Short task:
Your task is to reproduce the material exactly.

Records for this exercise:
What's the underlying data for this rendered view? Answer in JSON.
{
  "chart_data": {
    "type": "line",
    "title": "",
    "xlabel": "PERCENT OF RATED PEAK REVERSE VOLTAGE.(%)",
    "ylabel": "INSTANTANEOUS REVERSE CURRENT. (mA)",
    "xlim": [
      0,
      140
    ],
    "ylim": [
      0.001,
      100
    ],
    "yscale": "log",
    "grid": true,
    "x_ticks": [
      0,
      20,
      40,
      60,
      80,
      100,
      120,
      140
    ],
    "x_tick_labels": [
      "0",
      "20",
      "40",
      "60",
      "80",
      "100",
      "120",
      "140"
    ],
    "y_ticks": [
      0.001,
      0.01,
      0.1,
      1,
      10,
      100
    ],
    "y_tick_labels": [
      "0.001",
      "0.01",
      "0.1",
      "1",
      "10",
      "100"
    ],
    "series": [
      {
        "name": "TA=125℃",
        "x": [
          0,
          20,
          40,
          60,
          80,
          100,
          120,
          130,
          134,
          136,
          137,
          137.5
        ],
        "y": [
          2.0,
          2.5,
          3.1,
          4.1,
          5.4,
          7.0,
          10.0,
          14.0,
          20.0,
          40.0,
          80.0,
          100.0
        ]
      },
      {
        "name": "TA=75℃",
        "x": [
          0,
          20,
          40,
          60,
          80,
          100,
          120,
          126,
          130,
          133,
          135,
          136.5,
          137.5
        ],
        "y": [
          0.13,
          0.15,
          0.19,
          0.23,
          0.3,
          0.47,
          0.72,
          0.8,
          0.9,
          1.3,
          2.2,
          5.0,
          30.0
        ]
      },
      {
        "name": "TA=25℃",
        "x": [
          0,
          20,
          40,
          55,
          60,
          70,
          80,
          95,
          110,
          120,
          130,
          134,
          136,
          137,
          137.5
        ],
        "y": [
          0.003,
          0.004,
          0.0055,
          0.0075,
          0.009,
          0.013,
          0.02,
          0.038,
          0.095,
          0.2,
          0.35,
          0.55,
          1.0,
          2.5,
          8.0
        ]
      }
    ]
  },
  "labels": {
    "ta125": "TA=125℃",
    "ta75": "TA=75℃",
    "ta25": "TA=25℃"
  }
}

Task result:
What's the underlying data for this rendered view? Answer in JSON.
{
  "chart_data": {
    "type": "line",
    "title": "",
    "xlabel": "PERCENT OF RATED PEAK REVERSE VOLTAGE.(%)",
    "ylabel": "INSTANTANEOUS REVERSE CURRENT. (mA)",
    "xlim": [
      0,
      140
    ],
    "ylim": [
      0.001,
      100
    ],
    "yscale": "log",
    "grid": true,
    "x_ticks": [
      0,
      20,
      40,
      60,
      80,
      100,
      120,
      140
    ],
    "x_tick_labels": [
      "0",
      "20",
      "40",
      "60",
      "80",
      "100",
      "120",
      "140"
    ],
    "y_ticks": [
      0.001,
      0.01,
      0.1,
      1,
      10,
      100
    ],
    "y_tick_labels": [
      "0.001",
      "0.01",
      "0.1",
      "1",
      "10",
      "100"
    ],
    "series": [
      {
        "name": "TA=125℃",
        "x": [
          0,
          20,
          40,
          60,
          80,
          100,
          120,
          130,
          134,
          136,
          137,
          137.5
        ],
        "y": [
          2.0,
          2.5,
          3.1,
          4.1,
          5.4,
          7.0,
          10.0,
          14.0,
          20.0,
          40.0,
          80.0,
          100.0
        ]
      },
      {
        "name": "TA=75℃",
        "x": [
          0,
          20,
          40,
          60,
          80,
          100,
          120,
          126,
          130,
          133,
          135,
          136.5,
          137.5
        ],
        "y": [
          0.13,
          0.15,
          0.19,
          0.23,
          0.3,
          0.47,
          0.72,
          0.8,
          0.9,
          1.3,
          2.2,
          5.0,
          30.0
        ]
      },
      {
        "name": "TA=25℃",
        "x": [
          0,
          20,
          40,
          55,
          60,
          70,
          80,
          95,
          110,
          120,
          130,
          134,
          136,
          137,
          137.5
        ],
        "y": [
          0.003,
          0.004,
          0.0055,
          0.0075,
          0.009,
          0.013,
          0.02,
          0.038,
          0.095,
          0.2,
          0.35,
          0.55,
          1.0,
          2.5,
          8.0
        ]
      }
    ]
  },
  "labels": {
    "ta125": "TA=125℃",
    "ta75": "TA=75℃",
    "ta25": "TA=25℃"
  }
}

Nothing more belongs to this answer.